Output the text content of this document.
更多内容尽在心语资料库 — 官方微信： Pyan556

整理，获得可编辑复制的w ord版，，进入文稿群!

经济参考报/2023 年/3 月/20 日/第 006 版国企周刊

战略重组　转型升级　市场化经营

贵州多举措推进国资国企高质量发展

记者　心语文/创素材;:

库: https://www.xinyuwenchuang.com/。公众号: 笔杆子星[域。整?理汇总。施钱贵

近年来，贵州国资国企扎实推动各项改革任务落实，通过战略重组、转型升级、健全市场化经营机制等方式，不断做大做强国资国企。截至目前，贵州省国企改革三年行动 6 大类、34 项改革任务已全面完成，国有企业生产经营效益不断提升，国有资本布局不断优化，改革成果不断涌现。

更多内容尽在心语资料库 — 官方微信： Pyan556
______________________________
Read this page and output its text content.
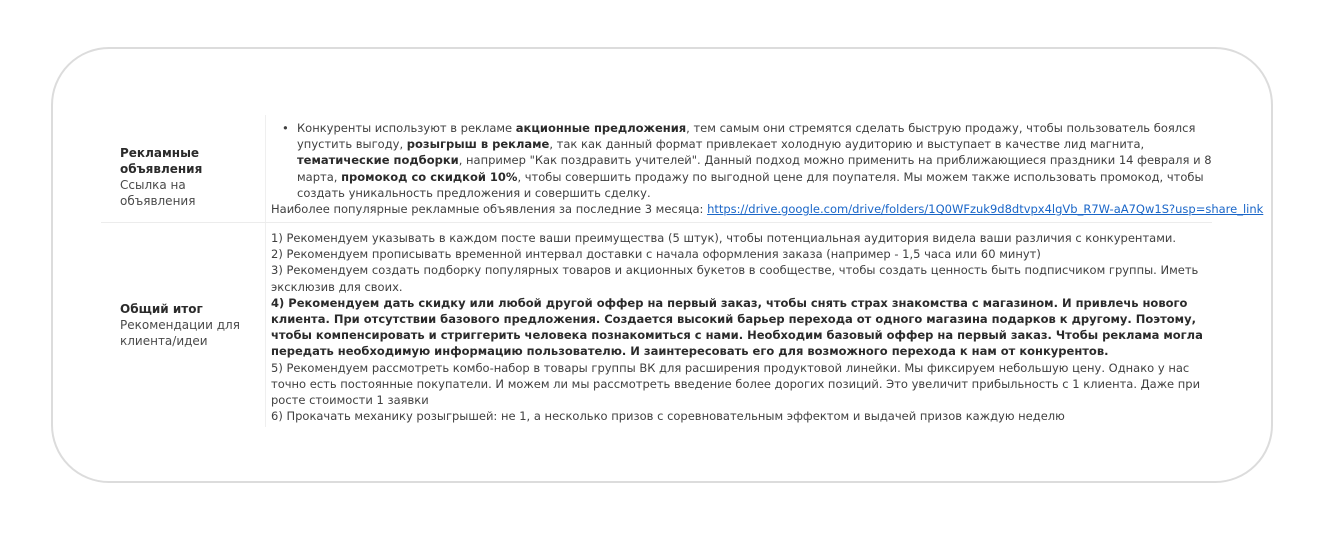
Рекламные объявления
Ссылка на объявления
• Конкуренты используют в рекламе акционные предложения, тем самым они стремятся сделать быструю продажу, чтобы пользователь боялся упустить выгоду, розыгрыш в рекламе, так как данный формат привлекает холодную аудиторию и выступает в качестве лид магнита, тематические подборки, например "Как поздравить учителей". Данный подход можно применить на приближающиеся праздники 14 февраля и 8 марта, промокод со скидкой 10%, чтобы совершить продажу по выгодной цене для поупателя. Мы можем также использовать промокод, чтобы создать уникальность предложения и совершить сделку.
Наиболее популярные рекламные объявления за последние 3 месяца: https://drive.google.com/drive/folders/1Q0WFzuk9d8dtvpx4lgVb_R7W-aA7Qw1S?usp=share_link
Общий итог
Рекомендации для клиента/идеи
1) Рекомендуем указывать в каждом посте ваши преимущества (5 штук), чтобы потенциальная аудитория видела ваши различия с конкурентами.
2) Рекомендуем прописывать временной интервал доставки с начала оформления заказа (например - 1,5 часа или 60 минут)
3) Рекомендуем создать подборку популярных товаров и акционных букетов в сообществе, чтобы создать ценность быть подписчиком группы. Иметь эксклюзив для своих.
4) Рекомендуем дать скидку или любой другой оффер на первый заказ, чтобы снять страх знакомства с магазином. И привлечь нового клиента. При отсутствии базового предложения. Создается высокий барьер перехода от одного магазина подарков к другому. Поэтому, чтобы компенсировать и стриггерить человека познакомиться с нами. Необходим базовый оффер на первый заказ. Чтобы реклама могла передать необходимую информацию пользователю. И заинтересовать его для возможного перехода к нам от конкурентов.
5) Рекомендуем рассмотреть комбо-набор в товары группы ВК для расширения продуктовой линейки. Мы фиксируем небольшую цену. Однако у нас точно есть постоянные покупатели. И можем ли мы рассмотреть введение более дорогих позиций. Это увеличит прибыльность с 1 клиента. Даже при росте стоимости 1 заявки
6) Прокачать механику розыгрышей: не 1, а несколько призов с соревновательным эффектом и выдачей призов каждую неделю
______________________________
- _Work to complete_
Return every line above that contains the word "text".

- _Full output_
Output the text content of this document.
Read this page and output its text content.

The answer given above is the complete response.